Exercise -> Below are some entries; can you quote all of them exactly?

Information supplied ->
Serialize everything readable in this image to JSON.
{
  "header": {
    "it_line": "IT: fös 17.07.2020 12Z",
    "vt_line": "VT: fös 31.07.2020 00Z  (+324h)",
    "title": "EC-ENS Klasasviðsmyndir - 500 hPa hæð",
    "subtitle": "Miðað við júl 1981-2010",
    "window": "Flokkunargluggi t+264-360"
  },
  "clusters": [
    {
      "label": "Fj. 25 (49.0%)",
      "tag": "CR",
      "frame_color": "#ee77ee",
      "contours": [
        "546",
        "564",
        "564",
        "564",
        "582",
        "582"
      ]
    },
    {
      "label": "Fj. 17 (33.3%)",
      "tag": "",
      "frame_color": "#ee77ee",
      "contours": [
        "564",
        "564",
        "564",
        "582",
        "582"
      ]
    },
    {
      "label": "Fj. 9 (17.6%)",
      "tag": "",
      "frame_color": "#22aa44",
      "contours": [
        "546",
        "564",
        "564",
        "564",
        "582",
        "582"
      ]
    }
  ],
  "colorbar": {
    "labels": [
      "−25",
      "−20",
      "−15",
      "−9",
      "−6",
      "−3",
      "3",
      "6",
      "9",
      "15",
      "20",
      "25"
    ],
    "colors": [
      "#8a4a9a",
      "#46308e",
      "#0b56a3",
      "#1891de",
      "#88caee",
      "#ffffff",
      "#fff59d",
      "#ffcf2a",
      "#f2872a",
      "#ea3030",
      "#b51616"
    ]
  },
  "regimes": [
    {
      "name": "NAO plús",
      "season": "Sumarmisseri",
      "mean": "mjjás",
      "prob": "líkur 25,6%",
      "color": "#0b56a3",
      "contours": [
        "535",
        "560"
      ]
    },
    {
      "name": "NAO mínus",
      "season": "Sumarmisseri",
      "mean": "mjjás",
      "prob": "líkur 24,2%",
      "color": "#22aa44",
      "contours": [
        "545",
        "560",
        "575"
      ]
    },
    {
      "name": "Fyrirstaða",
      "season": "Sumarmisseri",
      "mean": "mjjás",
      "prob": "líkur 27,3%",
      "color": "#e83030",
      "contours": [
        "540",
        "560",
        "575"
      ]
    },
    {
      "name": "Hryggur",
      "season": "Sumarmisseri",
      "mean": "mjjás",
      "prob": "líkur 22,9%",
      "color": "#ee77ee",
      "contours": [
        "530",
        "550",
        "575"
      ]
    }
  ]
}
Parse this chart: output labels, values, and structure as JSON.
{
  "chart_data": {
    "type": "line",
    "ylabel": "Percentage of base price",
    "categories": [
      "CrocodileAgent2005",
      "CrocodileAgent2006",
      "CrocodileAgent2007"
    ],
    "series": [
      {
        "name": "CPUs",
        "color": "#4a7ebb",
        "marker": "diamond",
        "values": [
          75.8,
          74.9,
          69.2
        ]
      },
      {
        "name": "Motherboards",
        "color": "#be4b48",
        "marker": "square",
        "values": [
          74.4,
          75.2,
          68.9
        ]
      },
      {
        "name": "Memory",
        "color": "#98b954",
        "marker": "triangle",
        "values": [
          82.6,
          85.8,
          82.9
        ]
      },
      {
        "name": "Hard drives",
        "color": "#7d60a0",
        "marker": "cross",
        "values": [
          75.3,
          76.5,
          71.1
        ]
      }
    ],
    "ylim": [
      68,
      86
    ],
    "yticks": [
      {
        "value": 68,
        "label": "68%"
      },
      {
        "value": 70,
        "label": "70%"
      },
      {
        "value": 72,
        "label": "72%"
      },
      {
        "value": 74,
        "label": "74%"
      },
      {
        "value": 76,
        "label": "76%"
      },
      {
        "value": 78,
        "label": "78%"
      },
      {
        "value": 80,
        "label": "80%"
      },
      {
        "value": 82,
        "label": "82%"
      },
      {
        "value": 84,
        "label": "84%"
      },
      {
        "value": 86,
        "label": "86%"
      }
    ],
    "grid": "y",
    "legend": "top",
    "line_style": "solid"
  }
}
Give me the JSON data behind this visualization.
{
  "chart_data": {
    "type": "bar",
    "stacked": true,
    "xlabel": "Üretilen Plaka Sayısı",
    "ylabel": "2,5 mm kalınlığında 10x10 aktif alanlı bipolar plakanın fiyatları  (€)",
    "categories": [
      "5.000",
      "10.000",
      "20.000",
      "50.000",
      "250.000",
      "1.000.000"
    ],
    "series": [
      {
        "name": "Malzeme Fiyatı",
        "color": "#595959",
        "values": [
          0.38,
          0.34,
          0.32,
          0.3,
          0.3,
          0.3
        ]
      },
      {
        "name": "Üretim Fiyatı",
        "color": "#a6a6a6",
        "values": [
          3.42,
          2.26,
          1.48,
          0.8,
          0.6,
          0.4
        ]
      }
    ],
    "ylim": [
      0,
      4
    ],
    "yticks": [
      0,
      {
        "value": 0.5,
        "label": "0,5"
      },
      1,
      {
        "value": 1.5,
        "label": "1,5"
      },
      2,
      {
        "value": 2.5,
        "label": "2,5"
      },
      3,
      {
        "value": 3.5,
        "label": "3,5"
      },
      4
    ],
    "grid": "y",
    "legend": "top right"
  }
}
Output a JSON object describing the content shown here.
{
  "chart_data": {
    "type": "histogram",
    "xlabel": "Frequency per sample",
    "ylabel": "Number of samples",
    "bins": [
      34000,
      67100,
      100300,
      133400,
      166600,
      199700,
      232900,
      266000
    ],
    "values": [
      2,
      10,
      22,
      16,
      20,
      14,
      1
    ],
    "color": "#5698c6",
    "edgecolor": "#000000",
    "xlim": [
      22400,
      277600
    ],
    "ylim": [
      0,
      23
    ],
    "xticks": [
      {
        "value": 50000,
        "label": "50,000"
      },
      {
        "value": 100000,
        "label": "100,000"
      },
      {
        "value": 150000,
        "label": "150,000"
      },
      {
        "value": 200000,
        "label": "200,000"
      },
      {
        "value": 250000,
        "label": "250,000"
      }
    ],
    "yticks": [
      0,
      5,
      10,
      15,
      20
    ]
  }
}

Right answer ->
Serialize everything readable in this image to JSON.
{
  "header": {
    "it_line": "IT: fös 17.07.2020 12Z",
    "vt_line": "VT: fös 31.07.2020 00Z  (+324h)",
    "title": "EC-ENS Klasasviðsmyndir - 500 hPa hæð",
    "subtitle": "Miðað við júl 1981-2010",
    "window": "Flokkunargluggi t+264-360"
  },
  "clusters": [
    {
      "label": "Fj. 25 (49.0%)",
      "tag": "CR",
      "frame_color": "#ee77ee",
      "contours": [
        "546",
        "564",
        "564",
        "564",
        "582",
        "582"
      ]
    },
    {
      "label": "Fj. 17 (33.3%)",
      "tag": "",
      "frame_color": "#ee77ee",
      "contours": [
        "564",
        "564",
        "564",
        "582",
        "582"
      ]
    },
    {
      "label": "Fj. 9 (17.6%)",
      "tag": "",
      "frame_color": "#22aa44",
      "contours": [
        "546",
        "564",
        "564",
        "564",
        "582",
        "582"
      ]
    }
  ],
  "colorbar": {
    "labels": [
      "−25",
      "−20",
      "−15",
      "−9",
      "−6",
      "−3",
      "3",
      "6",
      "9",
      "15",
      "20",
      "25"
    ],
    "colors": [
      "#8a4a9a",
      "#46308e",
      "#0b56a3",
      "#1891de",
      "#88caee",
      "#ffffff",
      "#fff59d",
      "#ffcf2a",
      "#f2872a",
      "#ea3030",
      "#b51616"
    ]
  },
  "regimes": [
    {
      "name": "NAO plús",
      "season": "Sumarmisseri",
      "mean": "mjjás",
      "prob": "líkur 25,6%",
      "color": "#0b56a3",
      "contours": [
        "535",
        "560"
      ]
    },
    {
      "name": "NAO mínus",
      "season": "Sumarmisseri",
      "mean": "mjjás",
      "prob": "líkur 24,2%",
      "color": "#22aa44",
      "contours": [
        "545",
        "560",
        "575"
      ]
    },
    {
      "name": "Fyrirstaða",
      "season": "Sumarmisseri",
      "mean": "mjjás",
      "prob": "líkur 27,3%",
      "color": "#e83030",
      "contours": [
        "540",
        "560",
        "575"
      ]
    },
    {
      "name": "Hryggur",
      "season": "Sumarmisseri",
      "mean": "mjjás",
      "prob": "líkur 22,9%",
      "color": "#ee77ee",
      "contours": [
        "530",
        "550",
        "575"
      ]
    }
  ]
}
Parse this chart: output labels, values, and structure as JSON.
{
  "chart_data": {
    "type": "line",
    "ylabel": "Percentage of base price",
    "categories": [
      "CrocodileAgent2005",
      "CrocodileAgent2006",
      "CrocodileAgent2007"
    ],
    "series": [
      {
        "name": "CPUs",
        "color": "#4a7ebb",
        "marker": "diamond",
        "values": [
          75.8,
          74.9,
          69.2
        ]
      },
      {
        "name": "Motherboards",
        "color": "#be4b48",
        "marker": "square",
        "values": [
          74.4,
          75.2,
          68.9
        ]
      },
      {
        "name": "Memory",
        "color": "#98b954",
        "marker": "triangle",
        "values": [
          82.6,
          85.8,
          82.9
        ]
      },
      {
        "name": "Hard drives",
        "color": "#7d60a0",
        "marker": "cross",
        "values": [
          75.3,
          76.5,
          71.1
        ]
      }
    ],
    "ylim": [
      68,
      86
    ],
    "yticks": [
      {
        "value": 68,
        "label": "68%"
      },
      {
        "value": 70,
        "label": "70%"
      },
      {
        "value": 72,
        "label": "72%"
      },
      {
        "value": 74,
        "label": "74%"
      },
      {
        "value": 76,
        "label": "76%"
      },
      {
        "value": 78,
        "label": "78%"
      },
      {
        "value": 80,
        "label": "80%"
      },
      {
        "value": 82,
        "label": "82%"
      },
      {
        "value": 84,
        "label": "84%"
      },
      {
        "value": 86,
        "label": "86%"
      }
    ],
    "grid": "y",
    "legend": "top",
    "line_style": "solid"
  }
}
Give me the JSON data behind this visualization.
{
  "chart_data": {
    "type": "bar",
    "stacked": true,
    "xlabel": "Üretilen Plaka Sayısı",
    "ylabel": "2,5 mm kalınlığında 10x10 aktif alanlı bipolar plakanın fiyatları  (€)",
    "categories": [
      "5.000",
      "10.000",
      "20.000",
      "50.000",
      "250.000",
      "1.000.000"
    ],
    "series": [
      {
        "name": "Malzeme Fiyatı",
        "color": "#595959",
        "values": [
          0.38,
          0.34,
          0.32,
          0.3,
          0.3,
          0.3
        ]
      },
      {
        "name": "Üretim Fiyatı",
        "color": "#a6a6a6",
        "values": [
          3.42,
          2.26,
          1.48,
          0.8,
          0.6,
          0.4
        ]
      }
    ],
    "ylim": [
      0,
      4
    ],
    "yticks": [
      0,
      {
        "value": 0.5,
        "label": "0,5"
      },
      1,
      {
        "value": 1.5,
        "label": "1,5"
      },
      2,
      {
        "value": 2.5,
        "label": "2,5"
      },
      3,
      {
        "value": 3.5,
        "label": "3,5"
      },
      4
    ],
    "grid": "y",
    "legend": "top right"
  }
}
Output a JSON object describing the content shown here.
{
  "chart_data": {
    "type": "histogram",
    "xlabel": "Frequency per sample",
    "ylabel": "Number of samples",
    "bins": [
      34000,
      67100,
      100300,
      133400,
      166600,
      199700,
      232900,
      266000
    ],
    "values": [
      2,
      10,
      22,
      16,
      20,
      14,
      1
    ],
    "color": "#5698c6",
    "edgecolor": "#000000",
    "xlim": [
      22400,
      277600
    ],
    "ylim": [
      0,
      23
    ],
    "xticks": [
      {
        "value": 50000,
        "label": "50,000"
      },
      {
        "value": 100000,
        "label": "100,000"
      },
      {
        "value": 150000,
        "label": "150,000"
      },
      {
        "value": 200000,
        "label": "200,000"
      },
      {
        "value": 250000,
        "label": "250,000"
      }
    ],
    "yticks": [
      0,
      5,
      10,
      15,
      20
    ]
  }
}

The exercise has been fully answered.